- _Information shown_
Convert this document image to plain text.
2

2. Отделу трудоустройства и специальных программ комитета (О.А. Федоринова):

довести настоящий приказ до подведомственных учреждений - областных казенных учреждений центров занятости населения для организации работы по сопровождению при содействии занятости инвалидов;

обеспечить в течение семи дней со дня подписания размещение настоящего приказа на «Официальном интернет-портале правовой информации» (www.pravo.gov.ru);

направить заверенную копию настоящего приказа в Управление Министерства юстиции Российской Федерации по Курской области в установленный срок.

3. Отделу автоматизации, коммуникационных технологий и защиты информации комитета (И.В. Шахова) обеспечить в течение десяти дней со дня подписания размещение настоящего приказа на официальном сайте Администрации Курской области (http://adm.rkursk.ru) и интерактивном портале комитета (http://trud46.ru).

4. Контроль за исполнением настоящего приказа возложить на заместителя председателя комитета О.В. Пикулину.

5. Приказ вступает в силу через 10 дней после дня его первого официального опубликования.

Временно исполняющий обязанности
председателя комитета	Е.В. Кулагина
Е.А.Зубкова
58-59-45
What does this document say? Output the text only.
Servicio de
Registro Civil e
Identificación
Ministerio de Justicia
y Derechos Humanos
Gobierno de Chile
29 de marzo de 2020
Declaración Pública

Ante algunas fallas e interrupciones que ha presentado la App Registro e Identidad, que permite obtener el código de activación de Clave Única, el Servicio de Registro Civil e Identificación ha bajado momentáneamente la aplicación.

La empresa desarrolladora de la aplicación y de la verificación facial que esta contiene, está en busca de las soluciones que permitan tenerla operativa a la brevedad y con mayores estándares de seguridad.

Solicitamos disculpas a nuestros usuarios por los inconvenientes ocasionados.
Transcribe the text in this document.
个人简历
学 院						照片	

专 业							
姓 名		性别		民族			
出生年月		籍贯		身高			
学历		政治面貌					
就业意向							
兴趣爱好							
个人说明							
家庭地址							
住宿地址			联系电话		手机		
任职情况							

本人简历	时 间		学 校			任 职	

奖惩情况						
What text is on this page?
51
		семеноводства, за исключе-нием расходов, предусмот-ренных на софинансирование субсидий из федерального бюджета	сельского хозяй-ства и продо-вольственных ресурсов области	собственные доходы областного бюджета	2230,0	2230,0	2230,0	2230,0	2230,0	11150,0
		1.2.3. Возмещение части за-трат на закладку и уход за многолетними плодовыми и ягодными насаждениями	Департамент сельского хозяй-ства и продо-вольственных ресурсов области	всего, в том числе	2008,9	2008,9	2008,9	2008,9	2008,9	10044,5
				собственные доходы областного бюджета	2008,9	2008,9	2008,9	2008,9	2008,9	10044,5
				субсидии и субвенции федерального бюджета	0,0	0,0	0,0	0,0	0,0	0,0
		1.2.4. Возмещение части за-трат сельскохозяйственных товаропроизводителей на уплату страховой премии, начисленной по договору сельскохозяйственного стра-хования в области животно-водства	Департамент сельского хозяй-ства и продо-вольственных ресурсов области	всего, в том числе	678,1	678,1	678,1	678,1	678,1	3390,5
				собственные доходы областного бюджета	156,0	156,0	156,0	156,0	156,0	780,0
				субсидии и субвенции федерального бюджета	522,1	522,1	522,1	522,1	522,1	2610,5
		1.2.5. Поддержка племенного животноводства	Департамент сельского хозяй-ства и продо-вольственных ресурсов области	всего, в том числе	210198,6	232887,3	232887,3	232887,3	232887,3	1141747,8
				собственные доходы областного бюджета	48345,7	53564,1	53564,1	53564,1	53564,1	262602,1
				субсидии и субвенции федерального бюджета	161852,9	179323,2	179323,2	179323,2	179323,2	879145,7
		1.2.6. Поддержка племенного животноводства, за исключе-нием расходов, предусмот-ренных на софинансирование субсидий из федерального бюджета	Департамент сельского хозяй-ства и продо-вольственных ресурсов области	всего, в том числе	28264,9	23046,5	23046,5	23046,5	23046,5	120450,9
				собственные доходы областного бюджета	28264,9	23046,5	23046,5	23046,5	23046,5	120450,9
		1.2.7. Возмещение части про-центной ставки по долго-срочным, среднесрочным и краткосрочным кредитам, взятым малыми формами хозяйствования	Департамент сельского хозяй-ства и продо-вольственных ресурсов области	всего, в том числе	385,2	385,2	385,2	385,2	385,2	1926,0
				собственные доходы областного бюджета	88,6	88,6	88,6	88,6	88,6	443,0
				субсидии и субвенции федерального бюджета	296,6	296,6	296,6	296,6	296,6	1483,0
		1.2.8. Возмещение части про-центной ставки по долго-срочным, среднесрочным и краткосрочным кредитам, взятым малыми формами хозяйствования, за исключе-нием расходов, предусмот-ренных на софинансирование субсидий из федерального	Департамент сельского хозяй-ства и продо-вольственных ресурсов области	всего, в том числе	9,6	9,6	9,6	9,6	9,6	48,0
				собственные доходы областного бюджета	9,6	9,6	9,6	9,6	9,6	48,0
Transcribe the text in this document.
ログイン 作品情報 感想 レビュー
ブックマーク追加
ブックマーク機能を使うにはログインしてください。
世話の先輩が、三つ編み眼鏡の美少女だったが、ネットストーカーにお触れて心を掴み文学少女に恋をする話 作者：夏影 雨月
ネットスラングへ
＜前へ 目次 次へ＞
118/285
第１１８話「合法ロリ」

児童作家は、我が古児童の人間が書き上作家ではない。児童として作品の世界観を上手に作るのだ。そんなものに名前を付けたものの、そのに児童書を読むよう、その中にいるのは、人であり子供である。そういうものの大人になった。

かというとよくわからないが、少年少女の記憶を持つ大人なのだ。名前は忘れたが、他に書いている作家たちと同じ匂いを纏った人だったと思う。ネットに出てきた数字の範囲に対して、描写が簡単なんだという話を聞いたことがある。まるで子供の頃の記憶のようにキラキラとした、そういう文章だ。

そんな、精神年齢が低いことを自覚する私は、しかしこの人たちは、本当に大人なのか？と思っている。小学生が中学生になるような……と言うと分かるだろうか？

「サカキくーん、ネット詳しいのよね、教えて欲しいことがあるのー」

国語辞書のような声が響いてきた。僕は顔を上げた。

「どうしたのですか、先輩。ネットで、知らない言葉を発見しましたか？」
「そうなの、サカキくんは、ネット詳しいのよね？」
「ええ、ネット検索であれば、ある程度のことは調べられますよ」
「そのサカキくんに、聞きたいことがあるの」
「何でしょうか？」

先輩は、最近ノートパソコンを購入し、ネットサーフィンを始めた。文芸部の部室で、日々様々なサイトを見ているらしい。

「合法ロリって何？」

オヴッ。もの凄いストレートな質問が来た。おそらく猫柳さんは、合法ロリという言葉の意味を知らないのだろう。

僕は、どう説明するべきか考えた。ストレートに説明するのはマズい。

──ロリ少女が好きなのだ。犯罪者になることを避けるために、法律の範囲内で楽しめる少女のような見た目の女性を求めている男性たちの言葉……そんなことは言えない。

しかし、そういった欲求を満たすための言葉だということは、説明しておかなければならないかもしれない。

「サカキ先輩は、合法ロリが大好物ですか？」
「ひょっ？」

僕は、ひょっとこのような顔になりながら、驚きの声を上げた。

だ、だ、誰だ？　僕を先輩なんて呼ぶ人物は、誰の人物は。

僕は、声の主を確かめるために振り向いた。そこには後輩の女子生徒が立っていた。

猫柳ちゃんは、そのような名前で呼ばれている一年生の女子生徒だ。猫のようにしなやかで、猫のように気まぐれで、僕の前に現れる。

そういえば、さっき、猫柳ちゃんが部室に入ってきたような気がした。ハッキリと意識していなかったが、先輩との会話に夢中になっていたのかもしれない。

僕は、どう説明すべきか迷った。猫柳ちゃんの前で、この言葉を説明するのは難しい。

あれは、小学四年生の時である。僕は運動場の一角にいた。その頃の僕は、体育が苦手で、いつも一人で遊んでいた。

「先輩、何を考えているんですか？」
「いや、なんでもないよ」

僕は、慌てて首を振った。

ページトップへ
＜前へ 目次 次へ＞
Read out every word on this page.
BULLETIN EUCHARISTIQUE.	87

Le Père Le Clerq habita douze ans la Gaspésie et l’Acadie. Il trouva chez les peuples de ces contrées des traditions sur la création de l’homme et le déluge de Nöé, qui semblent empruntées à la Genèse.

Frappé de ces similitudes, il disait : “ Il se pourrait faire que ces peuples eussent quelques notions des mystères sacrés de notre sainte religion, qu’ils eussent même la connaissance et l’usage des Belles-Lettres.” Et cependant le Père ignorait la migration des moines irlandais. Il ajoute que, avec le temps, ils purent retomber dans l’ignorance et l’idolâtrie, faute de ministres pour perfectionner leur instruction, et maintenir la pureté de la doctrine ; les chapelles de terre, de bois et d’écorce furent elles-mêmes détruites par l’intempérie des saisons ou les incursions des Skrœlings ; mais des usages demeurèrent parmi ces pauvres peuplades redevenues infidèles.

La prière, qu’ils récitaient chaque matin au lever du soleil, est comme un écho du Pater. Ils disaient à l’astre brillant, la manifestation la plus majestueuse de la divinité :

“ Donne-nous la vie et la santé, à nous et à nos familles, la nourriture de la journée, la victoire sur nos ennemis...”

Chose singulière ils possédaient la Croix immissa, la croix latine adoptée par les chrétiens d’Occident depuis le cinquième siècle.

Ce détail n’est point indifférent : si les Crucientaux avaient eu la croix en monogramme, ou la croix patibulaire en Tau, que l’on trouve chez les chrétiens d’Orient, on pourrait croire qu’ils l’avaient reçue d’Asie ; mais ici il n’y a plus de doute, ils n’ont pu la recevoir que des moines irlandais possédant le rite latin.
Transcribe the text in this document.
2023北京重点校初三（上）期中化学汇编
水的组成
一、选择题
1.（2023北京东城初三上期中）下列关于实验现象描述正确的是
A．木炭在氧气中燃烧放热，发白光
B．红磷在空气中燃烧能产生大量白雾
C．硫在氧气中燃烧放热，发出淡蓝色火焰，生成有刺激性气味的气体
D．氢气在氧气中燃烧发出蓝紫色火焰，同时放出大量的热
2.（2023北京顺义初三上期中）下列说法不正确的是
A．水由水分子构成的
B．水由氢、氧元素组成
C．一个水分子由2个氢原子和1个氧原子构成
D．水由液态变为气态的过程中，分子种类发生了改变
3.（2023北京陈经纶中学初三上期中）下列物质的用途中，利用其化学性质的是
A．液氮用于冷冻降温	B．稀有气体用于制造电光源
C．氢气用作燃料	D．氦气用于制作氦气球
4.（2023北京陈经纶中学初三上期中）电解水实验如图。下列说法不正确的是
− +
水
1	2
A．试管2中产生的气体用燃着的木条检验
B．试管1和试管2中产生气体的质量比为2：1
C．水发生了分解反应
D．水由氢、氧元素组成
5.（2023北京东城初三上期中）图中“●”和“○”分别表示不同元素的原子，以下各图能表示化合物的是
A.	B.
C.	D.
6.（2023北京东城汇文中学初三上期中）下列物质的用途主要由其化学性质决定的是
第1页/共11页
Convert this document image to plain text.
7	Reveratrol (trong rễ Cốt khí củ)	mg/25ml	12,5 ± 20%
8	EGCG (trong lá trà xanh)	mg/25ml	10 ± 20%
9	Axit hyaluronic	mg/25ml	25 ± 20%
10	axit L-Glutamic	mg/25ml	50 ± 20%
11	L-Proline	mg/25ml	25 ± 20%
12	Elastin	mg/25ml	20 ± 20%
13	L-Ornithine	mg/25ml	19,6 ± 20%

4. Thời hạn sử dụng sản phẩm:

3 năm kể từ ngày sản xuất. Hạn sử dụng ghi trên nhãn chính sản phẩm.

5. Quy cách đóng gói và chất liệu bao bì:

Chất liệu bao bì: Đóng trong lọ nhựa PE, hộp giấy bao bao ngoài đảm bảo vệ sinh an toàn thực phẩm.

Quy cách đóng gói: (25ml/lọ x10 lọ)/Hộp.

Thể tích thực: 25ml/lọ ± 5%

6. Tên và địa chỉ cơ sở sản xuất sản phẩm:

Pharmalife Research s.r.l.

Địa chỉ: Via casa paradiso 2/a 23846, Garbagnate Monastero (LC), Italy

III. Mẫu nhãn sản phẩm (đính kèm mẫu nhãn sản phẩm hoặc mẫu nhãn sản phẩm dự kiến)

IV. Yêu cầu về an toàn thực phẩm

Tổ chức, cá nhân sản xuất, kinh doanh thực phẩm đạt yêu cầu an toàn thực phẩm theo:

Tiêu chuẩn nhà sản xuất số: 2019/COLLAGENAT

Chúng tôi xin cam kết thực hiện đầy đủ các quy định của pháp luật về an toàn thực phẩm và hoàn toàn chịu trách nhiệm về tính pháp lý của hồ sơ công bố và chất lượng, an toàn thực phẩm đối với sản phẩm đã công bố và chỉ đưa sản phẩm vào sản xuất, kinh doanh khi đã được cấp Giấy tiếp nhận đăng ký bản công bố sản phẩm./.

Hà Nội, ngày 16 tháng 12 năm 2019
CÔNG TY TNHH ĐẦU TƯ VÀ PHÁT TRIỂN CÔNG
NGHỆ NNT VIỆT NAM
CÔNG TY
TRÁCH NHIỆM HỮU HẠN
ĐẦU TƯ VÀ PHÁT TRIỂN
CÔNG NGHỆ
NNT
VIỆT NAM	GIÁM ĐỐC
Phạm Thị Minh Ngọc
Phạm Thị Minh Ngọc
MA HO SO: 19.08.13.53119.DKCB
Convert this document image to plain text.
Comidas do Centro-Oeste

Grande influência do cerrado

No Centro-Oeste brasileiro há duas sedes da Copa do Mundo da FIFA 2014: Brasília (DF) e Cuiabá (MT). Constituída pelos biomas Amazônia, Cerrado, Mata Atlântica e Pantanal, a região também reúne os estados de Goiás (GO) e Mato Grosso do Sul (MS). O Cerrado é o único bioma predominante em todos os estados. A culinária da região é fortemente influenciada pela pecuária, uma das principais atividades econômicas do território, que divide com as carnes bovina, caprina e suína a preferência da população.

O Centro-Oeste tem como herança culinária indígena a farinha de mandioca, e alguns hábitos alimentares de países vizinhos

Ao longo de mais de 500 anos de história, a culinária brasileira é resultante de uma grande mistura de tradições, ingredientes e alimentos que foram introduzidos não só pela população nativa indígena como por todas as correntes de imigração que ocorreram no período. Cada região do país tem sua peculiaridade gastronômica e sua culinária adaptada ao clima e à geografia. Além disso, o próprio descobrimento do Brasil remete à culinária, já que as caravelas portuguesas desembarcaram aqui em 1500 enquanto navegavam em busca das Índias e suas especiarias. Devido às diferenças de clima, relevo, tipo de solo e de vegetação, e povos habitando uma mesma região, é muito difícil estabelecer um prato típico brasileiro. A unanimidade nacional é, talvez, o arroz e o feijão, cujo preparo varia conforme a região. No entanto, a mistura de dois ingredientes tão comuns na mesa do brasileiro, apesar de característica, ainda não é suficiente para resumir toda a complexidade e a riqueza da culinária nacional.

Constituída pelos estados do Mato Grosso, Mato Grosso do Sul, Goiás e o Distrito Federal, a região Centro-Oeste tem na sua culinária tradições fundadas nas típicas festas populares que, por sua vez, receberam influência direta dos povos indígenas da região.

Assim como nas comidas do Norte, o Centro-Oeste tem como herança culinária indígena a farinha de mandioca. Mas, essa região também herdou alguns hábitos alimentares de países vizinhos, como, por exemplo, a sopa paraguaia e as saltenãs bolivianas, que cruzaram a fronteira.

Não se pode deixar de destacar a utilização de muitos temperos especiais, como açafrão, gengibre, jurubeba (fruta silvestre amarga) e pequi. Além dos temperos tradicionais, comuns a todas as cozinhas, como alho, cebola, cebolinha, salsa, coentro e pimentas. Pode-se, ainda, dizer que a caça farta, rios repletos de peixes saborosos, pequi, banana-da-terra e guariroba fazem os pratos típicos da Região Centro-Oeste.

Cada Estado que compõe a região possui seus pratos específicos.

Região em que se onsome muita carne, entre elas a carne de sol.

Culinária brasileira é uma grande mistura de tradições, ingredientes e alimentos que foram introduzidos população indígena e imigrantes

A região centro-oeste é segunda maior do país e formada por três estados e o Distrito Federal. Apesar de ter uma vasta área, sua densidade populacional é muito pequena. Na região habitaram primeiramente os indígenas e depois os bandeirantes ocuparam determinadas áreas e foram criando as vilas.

- _Written task_
Copy each line of the records that contains the word "предусмот".

- _Solution for this exercise_
		семеноводства, за исключе-нием расходов, предусмот-ренных на софинансирование субсидий из федерального бюджета	сельского хозяй-ства и продо-вольственных ресурсов области	собственные доходы областного бюджета	2230,0	2230,0	2230,0	2230,0	2230,0	11150,0
		1.2.6. Поддержка племенного животноводства, за исключе-нием расходов, предусмот-ренных на софинансирование субсидий из федерального бюджета	Департамент сельского хозяй-ства и продо-вольственных ресурсов области	всего, в том числе	28264,9	23046,5	23046,5	23046,5	23046,5	120450,9
		1.2.8. Возмещение части про-центной ставки по долго-срочным, среднесрочным и краткосрочным кредитам, взятым малыми формами хозяйствования, за исключе-нием расходов, предусмот-ренных на софинансирование субсидий из федерального	Департамент сельского хозяй-ства и продо-вольственных ресурсов области	всего, в том числе	9,6	9,6	9,6	9,6	9,6	48,0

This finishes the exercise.